▶ _PROMPT_: Of all the lines in the records below, how many hold the word "omdreining"? Give the number alone.

▶ _INFORMATION GIVEN_:
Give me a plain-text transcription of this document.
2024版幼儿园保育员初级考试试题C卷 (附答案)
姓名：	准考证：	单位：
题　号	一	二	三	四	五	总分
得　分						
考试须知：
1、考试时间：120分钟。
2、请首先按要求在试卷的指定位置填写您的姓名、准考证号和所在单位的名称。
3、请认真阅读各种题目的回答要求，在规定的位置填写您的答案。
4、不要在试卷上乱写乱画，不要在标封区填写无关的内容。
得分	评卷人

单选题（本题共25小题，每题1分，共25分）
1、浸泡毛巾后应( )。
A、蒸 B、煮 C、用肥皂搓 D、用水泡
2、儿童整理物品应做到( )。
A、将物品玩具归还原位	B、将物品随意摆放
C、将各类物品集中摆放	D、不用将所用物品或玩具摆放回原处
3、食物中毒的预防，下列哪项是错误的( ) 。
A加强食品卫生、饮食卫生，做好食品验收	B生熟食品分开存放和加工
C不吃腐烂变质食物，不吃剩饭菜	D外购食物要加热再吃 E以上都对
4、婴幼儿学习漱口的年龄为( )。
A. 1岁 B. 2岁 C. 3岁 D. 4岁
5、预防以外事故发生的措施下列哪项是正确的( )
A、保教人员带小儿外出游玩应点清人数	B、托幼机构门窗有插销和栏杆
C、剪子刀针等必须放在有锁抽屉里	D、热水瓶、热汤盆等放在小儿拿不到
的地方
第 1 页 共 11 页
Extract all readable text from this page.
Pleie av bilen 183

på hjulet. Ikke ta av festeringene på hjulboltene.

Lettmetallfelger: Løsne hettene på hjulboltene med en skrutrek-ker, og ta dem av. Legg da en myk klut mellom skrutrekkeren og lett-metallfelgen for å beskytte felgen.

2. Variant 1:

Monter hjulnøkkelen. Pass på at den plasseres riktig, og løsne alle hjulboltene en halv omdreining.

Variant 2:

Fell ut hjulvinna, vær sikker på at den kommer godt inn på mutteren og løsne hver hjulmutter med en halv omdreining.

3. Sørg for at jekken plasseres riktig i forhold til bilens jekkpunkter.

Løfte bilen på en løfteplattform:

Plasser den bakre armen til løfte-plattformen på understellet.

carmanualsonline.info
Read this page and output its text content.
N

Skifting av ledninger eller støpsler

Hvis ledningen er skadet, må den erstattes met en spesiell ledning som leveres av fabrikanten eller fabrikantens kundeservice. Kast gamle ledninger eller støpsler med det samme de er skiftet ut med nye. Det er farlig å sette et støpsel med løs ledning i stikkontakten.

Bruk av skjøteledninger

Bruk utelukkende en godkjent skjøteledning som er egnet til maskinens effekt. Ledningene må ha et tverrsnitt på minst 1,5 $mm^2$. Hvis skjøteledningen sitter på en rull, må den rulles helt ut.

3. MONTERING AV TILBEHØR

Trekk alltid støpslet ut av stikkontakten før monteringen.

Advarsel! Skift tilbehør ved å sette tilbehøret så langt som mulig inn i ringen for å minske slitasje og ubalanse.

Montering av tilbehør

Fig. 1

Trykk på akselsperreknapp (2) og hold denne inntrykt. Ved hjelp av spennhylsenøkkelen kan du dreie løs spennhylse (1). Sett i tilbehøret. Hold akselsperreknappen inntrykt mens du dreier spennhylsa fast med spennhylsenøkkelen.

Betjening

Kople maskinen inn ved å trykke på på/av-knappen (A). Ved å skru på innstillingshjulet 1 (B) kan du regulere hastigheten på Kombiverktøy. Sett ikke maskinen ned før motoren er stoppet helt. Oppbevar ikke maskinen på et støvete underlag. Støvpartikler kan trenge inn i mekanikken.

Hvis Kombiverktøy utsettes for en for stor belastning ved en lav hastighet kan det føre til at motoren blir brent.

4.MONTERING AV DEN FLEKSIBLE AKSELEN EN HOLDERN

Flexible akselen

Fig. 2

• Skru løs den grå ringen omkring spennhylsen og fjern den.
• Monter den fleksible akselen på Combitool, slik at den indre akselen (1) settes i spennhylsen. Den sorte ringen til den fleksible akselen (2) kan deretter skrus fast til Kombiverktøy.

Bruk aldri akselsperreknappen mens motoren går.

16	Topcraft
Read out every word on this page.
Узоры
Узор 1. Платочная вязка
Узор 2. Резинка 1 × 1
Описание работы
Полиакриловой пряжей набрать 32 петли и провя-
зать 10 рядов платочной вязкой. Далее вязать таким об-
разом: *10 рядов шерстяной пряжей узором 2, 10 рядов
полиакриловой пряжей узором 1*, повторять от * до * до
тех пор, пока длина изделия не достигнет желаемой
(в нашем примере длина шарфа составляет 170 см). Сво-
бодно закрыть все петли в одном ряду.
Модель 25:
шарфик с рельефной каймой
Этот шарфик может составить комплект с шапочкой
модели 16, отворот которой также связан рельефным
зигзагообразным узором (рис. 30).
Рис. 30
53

▶ _FINISHED EXERCISE_: 2